## Exercise prompt
Locate the lines that hold the string "this". Copy every such line.

## Information shown
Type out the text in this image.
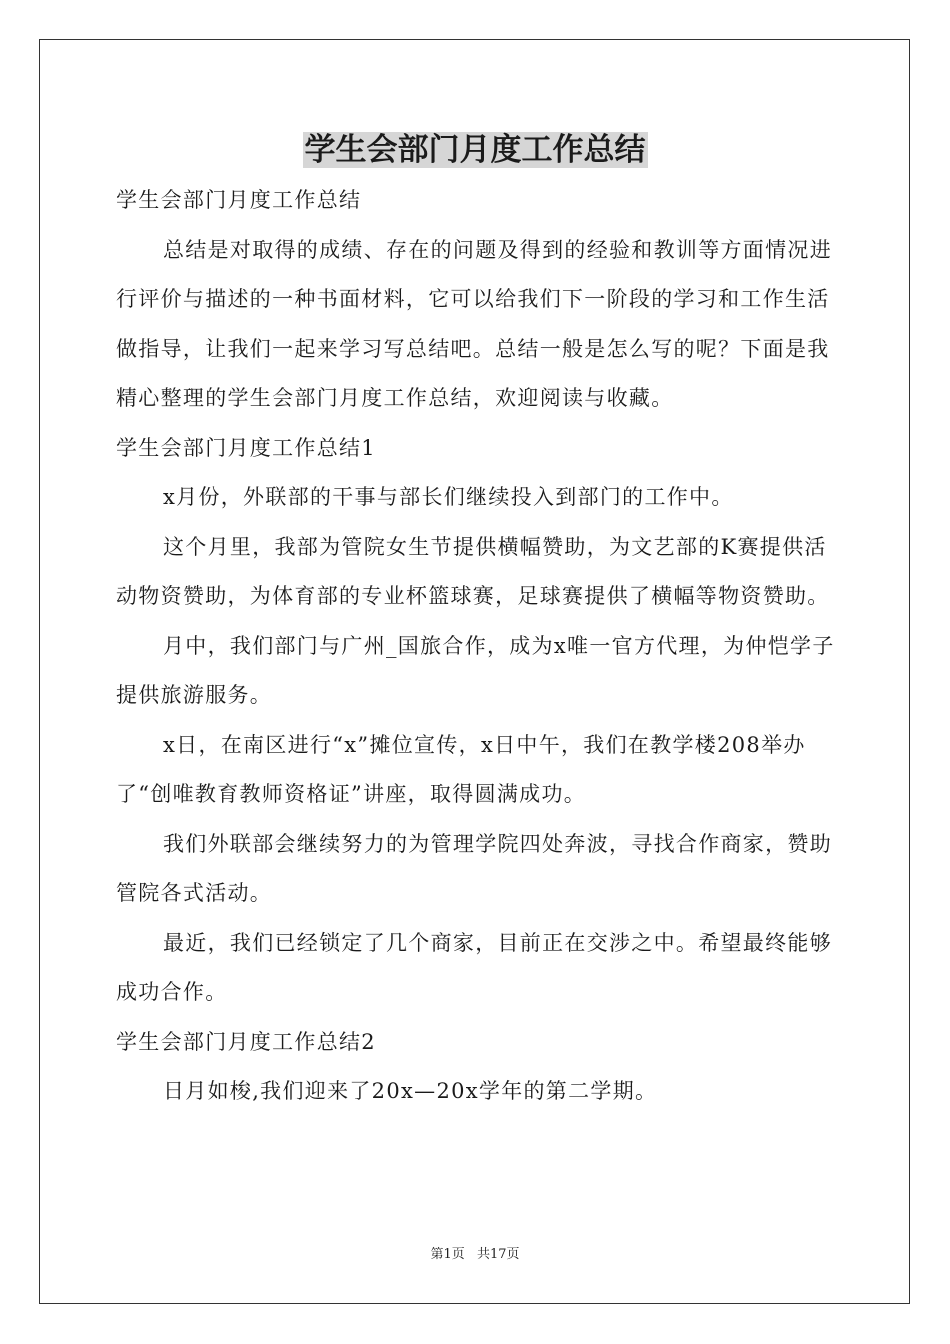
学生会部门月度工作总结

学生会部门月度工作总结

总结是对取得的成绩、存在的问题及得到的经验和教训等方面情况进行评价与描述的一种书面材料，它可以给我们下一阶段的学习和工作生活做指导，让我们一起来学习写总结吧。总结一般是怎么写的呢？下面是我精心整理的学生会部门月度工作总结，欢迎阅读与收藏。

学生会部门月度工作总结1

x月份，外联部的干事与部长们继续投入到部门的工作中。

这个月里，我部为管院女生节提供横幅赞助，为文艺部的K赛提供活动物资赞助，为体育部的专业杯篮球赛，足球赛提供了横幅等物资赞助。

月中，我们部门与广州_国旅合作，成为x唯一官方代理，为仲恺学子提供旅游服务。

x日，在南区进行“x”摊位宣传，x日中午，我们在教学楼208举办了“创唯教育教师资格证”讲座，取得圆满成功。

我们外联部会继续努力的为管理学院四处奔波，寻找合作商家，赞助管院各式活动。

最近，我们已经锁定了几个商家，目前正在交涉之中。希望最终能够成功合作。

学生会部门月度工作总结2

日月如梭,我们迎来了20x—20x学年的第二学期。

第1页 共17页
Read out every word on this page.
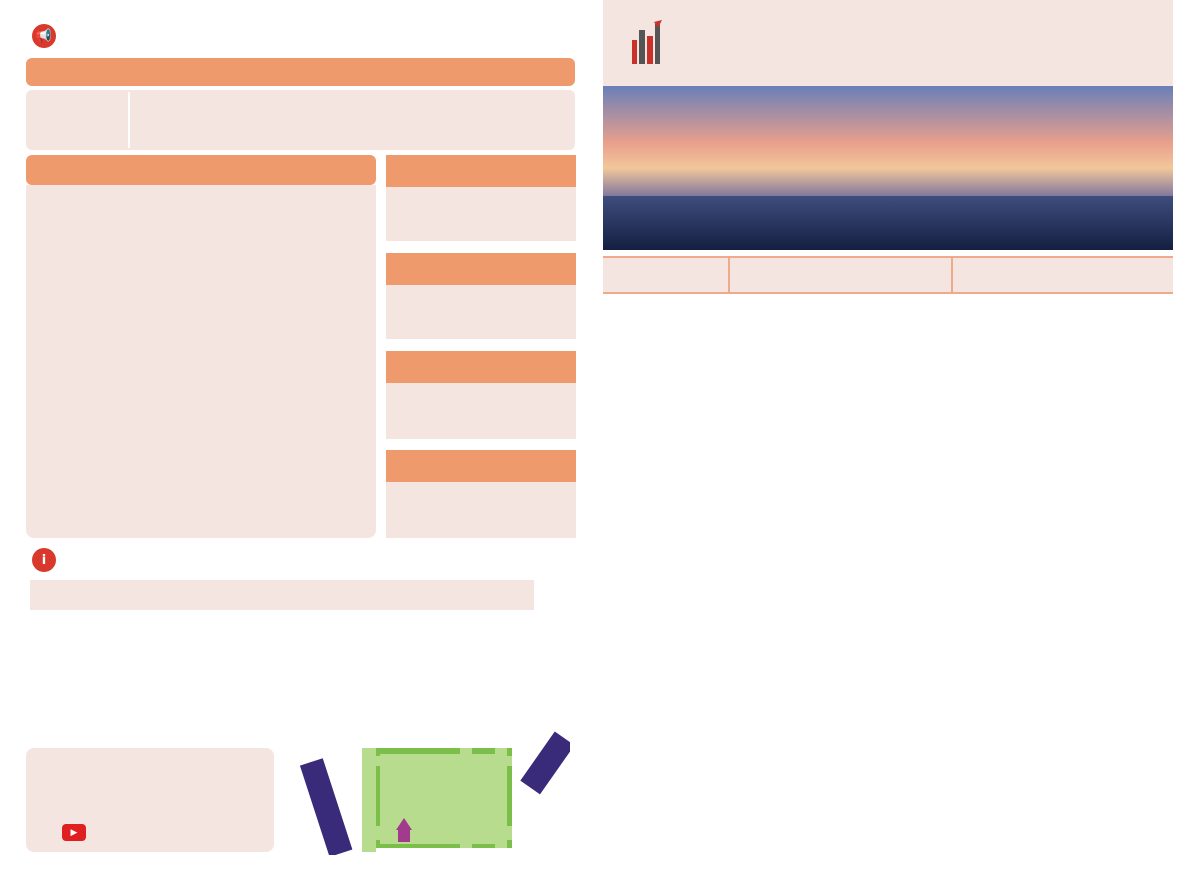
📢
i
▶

## Problem solution
Type out the text in this image.
Read out every word on this page.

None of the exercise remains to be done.